— Start DATA PROVIDED —

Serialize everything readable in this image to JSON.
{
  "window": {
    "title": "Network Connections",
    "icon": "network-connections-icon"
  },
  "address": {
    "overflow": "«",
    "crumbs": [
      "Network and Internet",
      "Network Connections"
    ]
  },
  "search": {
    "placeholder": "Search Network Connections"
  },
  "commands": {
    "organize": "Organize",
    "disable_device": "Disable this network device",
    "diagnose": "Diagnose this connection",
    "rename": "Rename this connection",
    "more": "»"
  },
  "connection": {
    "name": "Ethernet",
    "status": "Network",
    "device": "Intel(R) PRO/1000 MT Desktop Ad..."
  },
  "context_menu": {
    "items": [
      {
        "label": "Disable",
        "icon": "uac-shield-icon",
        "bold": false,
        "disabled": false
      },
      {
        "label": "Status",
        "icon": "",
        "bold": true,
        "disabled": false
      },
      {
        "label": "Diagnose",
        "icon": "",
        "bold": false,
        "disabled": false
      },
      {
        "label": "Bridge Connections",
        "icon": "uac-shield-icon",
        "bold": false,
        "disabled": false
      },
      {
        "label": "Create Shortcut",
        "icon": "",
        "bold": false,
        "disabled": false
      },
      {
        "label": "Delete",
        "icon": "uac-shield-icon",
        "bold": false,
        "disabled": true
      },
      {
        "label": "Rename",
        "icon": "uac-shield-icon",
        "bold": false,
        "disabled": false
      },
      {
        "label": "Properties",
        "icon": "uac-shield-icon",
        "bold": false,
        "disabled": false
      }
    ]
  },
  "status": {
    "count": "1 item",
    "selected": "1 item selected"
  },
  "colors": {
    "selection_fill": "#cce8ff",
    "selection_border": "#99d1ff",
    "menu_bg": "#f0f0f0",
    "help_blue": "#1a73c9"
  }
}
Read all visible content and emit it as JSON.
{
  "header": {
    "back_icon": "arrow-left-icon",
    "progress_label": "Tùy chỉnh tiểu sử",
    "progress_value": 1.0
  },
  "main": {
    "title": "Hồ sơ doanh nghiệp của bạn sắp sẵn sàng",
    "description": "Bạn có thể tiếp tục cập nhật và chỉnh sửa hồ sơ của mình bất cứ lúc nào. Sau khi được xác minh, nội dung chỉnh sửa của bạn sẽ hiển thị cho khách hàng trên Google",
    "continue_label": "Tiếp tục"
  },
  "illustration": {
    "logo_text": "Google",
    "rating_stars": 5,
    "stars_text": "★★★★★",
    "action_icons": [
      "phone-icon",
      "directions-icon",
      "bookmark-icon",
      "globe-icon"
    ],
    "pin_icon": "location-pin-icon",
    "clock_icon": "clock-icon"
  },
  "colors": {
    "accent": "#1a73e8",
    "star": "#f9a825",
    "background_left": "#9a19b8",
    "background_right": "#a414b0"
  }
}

— End DATA PROVIDED —

WHAT TO DO
From the records above, extract every entry verbatim.

THE SOLUTION
Serialize everything readable in this image to JSON.
{
  "window": {
    "title": "Network Connections",
    "icon": "network-connections-icon"
  },
  "address": {
    "overflow": "«",
    "crumbs": [
      "Network and Internet",
      "Network Connections"
    ]
  },
  "search": {
    "placeholder": "Search Network Connections"
  },
  "commands": {
    "organize": "Organize",
    "disable_device": "Disable this network device",
    "diagnose": "Diagnose this connection",
    "rename": "Rename this connection",
    "more": "»"
  },
  "connection": {
    "name": "Ethernet",
    "status": "Network",
    "device": "Intel(R) PRO/1000 MT Desktop Ad..."
  },
  "context_menu": {
    "items": [
      {
        "label": "Disable",
        "icon": "uac-shield-icon",
        "bold": false,
        "disabled": false
      },
      {
        "label": "Status",
        "icon": "",
        "bold": true,
        "disabled": false
      },
      {
        "label": "Diagnose",
        "icon": "",
        "bold": false,
        "disabled": false
      },
      {
        "label": "Bridge Connections",
        "icon": "uac-shield-icon",
        "bold": false,
        "disabled": false
      },
      {
        "label": "Create Shortcut",
        "icon": "",
        "bold": false,
        "disabled": false
      },
      {
        "label": "Delete",
        "icon": "uac-shield-icon",
        "bold": false,
        "disabled": true
      },
      {
        "label": "Rename",
        "icon": "uac-shield-icon",
        "bold": false,
        "disabled": false
      },
      {
        "label": "Properties",
        "icon": "uac-shield-icon",
        "bold": false,
        "disabled": false
      }
    ]
  },
  "status": {
    "count": "1 item",
    "selected": "1 item selected"
  },
  "colors": {
    "selection_fill": "#cce8ff",
    "selection_border": "#99d1ff",
    "menu_bg": "#f0f0f0",
    "help_blue": "#1a73c9"
  }
}
Read all visible content and emit it as JSON.
{
  "header": {
    "back_icon": "arrow-left-icon",
    "progress_label": "Tùy chỉnh tiểu sử",
    "progress_value": 1.0
  },
  "main": {
    "title": "Hồ sơ doanh nghiệp của bạn sắp sẵn sàng",
    "description": "Bạn có thể tiếp tục cập nhật và chỉnh sửa hồ sơ của mình bất cứ lúc nào. Sau khi được xác minh, nội dung chỉnh sửa của bạn sẽ hiển thị cho khách hàng trên Google",
    "continue_label": "Tiếp tục"
  },
  "illustration": {
    "logo_text": "Google",
    "rating_stars": 5,
    "stars_text": "★★★★★",
    "action_icons": [
      "phone-icon",
      "directions-icon",
      "bookmark-icon",
      "globe-icon"
    ],
    "pin_icon": "location-pin-icon",
    "clock_icon": "clock-icon"
  },
  "colors": {
    "accent": "#1a73e8",
    "star": "#f9a825",
    "background_left": "#9a19b8",
    "background_right": "#a414b0"
  }
}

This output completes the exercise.